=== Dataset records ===
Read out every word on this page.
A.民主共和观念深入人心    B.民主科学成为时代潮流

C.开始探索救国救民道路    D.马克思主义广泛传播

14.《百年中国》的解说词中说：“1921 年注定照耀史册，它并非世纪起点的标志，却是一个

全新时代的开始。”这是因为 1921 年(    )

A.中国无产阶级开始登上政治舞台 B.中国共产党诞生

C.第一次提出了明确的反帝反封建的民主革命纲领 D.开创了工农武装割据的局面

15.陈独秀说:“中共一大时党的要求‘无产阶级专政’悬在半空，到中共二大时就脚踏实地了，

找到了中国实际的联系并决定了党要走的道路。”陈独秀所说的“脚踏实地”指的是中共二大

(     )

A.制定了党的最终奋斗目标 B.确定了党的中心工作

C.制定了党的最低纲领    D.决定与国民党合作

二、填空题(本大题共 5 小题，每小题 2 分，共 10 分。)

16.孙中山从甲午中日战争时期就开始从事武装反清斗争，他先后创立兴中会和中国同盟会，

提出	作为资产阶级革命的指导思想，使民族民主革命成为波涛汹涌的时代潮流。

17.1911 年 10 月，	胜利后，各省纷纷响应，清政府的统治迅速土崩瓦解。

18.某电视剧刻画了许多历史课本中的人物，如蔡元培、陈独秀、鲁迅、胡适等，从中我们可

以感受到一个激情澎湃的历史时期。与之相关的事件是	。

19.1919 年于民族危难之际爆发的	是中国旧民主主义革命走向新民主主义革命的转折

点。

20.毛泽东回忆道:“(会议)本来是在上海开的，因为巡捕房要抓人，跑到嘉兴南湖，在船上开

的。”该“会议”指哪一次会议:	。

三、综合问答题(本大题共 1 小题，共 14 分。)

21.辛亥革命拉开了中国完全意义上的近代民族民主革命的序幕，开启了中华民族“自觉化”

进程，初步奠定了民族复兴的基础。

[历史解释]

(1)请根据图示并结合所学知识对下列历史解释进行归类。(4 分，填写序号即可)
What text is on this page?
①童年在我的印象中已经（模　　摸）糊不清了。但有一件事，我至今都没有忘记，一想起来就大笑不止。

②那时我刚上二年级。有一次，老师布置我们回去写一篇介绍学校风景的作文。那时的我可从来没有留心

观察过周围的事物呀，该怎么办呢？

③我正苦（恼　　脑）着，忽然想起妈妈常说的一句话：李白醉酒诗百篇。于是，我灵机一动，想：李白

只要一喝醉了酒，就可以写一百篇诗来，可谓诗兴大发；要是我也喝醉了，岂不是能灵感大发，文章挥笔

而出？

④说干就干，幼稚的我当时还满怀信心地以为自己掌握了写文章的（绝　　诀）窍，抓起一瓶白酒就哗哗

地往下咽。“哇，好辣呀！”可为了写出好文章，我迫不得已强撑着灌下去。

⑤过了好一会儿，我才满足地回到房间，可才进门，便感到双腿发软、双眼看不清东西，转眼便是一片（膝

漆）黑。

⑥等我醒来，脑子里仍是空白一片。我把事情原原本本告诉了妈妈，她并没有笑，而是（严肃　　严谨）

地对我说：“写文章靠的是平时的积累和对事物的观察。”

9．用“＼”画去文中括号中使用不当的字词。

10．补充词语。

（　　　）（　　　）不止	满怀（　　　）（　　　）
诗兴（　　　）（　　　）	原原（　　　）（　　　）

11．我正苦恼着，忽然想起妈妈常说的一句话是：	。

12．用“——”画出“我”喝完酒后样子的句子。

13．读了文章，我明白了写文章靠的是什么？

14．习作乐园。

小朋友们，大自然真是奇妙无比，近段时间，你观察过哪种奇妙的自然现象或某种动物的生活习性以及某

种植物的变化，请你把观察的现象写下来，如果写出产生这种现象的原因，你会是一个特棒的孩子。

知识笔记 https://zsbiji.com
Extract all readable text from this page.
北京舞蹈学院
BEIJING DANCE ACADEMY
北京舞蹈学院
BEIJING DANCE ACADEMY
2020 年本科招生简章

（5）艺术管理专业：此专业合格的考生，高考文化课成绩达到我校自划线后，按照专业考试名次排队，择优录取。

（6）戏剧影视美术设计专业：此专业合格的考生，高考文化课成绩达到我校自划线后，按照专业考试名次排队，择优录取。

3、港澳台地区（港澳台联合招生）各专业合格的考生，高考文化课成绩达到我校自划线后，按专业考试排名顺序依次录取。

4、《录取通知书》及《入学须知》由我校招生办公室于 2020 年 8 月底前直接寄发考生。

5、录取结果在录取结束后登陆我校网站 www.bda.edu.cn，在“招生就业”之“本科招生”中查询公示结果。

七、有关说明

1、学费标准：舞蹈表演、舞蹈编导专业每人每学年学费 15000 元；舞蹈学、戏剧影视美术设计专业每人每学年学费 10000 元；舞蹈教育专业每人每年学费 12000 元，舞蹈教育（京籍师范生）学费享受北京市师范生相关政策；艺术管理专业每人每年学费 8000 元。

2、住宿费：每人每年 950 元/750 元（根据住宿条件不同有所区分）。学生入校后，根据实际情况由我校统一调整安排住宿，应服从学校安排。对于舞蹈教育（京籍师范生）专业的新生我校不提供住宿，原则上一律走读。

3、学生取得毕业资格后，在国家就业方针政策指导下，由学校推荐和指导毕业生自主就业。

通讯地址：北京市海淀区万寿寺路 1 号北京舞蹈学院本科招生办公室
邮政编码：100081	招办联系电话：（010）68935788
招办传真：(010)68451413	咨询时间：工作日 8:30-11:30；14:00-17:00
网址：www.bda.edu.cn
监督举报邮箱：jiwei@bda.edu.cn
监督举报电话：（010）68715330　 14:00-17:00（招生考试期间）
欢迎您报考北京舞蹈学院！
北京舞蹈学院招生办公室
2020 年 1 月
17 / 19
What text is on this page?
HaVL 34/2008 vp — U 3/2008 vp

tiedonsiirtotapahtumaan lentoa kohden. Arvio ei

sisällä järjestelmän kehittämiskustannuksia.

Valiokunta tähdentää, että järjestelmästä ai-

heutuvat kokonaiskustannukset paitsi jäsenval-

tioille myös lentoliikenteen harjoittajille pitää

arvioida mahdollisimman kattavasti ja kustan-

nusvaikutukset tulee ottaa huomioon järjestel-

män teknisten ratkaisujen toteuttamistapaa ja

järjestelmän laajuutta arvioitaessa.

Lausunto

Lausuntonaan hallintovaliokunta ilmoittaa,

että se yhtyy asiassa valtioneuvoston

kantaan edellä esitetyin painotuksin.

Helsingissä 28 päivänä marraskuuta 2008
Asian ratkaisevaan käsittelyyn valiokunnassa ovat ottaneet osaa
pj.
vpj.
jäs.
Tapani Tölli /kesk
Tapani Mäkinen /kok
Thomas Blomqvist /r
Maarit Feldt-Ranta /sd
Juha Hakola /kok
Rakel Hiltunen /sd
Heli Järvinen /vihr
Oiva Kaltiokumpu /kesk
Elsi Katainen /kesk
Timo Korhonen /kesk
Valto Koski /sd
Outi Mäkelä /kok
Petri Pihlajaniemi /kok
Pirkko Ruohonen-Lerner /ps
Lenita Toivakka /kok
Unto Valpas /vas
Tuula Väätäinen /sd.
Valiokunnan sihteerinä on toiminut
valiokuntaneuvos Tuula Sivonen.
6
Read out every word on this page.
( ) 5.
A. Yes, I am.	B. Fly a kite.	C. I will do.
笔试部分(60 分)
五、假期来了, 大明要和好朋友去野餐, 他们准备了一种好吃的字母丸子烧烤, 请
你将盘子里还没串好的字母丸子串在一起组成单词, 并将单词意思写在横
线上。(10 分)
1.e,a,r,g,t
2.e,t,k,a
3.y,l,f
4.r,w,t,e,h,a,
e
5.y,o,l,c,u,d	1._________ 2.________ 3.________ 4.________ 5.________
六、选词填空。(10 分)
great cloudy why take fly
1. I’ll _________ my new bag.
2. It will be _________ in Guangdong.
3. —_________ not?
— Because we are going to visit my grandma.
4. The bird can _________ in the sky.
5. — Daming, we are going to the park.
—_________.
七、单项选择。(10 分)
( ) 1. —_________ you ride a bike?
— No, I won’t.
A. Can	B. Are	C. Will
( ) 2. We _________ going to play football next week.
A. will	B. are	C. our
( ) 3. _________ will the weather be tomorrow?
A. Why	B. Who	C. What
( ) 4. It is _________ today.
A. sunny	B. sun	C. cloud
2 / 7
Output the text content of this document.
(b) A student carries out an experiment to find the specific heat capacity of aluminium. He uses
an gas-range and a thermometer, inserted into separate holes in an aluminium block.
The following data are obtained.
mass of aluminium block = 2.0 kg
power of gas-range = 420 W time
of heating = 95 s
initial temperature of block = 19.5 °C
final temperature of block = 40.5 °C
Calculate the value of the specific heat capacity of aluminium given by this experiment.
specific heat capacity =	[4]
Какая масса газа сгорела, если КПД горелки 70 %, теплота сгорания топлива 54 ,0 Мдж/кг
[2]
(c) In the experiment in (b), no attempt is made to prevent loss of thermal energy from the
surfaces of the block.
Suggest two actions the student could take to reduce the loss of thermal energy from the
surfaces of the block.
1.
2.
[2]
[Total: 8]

=== DIRECTIONS ===
Find and copy each line above that includes the string "take".

=== EXERCISE SOLUTION ===
great cloudy why take fly
Suggest two actions the student could take to reduce the loss of thermal energy from the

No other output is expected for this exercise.